++++ SOURCE DATA

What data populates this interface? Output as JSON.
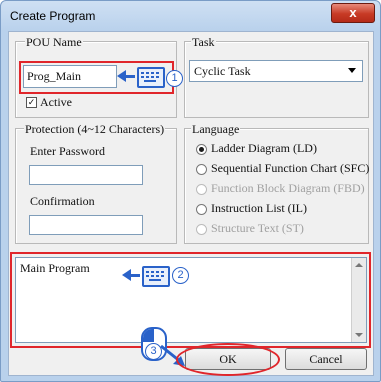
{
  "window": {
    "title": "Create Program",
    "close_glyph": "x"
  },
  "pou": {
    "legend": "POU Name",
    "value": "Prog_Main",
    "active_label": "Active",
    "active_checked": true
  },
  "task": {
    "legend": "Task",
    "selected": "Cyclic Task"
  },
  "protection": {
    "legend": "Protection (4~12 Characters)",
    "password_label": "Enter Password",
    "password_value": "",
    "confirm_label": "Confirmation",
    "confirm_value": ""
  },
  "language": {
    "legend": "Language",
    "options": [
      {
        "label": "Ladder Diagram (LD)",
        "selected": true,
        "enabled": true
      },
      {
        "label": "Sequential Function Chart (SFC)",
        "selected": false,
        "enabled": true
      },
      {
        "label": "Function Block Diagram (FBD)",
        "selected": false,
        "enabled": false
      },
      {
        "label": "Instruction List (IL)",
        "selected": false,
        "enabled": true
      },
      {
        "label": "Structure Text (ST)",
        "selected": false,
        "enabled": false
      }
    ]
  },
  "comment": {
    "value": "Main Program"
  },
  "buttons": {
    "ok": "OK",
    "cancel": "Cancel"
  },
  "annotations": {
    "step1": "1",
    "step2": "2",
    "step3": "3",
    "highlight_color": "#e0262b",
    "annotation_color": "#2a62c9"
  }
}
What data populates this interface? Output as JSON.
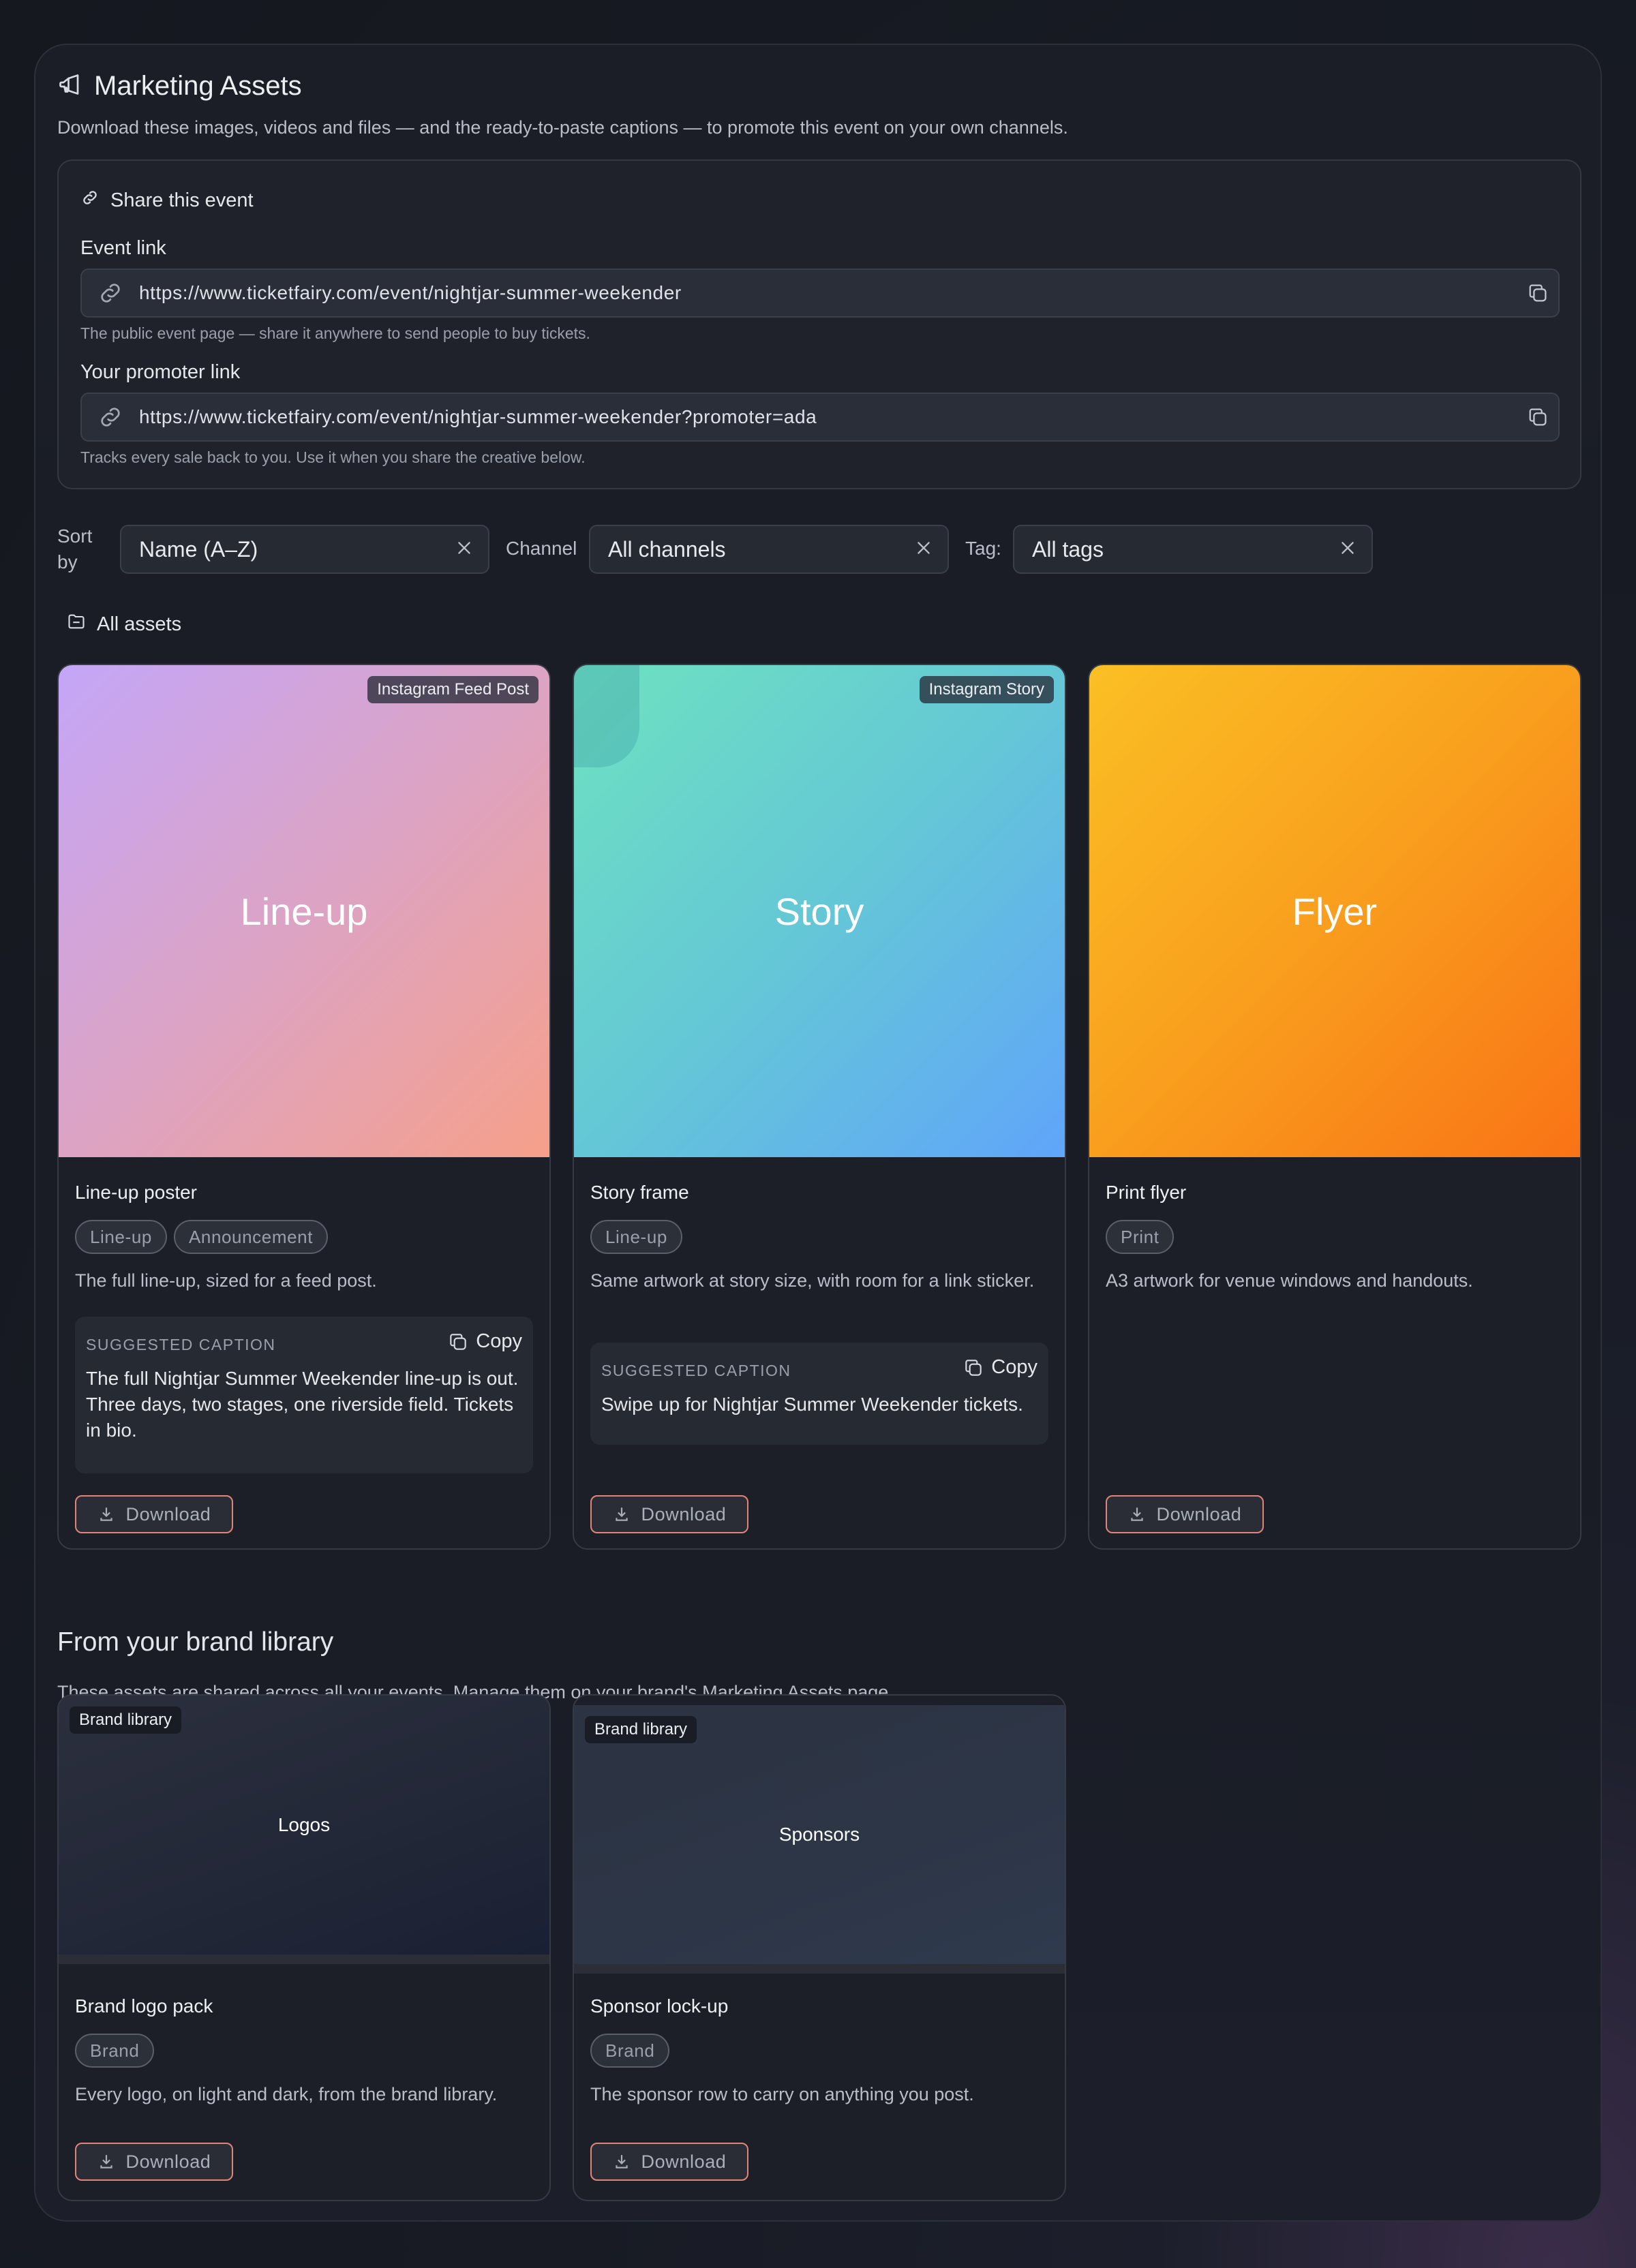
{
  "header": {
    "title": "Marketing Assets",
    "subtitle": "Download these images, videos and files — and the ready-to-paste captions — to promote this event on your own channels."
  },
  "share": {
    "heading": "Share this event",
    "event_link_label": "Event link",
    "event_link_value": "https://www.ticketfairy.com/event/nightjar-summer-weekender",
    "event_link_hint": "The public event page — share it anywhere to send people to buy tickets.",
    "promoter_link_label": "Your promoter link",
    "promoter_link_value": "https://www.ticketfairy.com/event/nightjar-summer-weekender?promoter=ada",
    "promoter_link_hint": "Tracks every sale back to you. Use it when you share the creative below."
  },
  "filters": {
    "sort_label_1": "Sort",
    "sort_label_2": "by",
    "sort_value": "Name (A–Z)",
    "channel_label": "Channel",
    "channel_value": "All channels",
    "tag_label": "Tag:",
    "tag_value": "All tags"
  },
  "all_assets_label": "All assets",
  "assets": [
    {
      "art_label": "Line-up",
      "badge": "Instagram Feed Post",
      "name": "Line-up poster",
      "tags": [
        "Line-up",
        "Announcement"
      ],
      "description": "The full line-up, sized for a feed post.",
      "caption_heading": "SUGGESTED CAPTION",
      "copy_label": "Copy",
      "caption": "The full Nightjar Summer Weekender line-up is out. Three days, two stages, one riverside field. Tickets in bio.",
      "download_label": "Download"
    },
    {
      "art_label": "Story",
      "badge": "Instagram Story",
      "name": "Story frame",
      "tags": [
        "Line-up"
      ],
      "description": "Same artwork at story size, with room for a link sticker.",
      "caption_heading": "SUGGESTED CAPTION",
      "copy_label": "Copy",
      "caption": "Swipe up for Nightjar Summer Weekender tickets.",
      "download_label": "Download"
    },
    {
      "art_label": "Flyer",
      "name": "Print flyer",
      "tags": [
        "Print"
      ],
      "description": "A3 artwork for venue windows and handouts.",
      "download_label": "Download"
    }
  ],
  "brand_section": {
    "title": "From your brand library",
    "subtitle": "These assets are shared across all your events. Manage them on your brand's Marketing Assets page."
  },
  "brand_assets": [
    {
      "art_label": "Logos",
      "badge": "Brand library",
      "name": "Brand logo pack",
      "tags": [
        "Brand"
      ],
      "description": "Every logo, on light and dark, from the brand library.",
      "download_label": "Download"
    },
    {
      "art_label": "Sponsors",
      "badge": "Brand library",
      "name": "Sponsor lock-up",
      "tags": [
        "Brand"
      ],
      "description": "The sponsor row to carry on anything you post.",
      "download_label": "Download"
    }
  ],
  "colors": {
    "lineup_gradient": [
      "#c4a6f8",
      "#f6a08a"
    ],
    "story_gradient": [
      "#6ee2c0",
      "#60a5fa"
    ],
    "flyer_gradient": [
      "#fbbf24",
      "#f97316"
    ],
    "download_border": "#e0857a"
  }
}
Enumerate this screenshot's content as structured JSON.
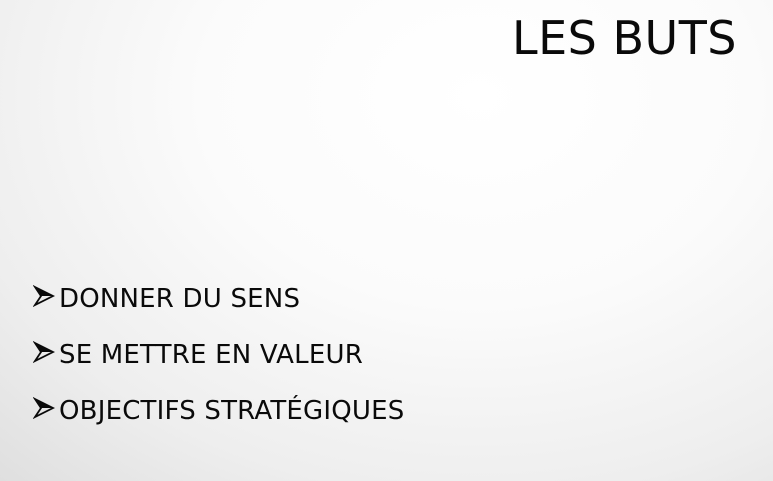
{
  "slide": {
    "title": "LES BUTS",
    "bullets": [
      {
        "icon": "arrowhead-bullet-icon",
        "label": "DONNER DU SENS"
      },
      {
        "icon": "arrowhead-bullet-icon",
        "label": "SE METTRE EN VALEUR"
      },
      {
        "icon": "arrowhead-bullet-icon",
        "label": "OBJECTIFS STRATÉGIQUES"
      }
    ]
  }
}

++++++++

YOUR TASK ▸ List each line in the listing that contains the string "artwork".

FULL OUTPUT ▸
      "description": "Same artwork at story size, with room for a link sticker.",
      "description": "A3 artwork for venue windows and handouts.",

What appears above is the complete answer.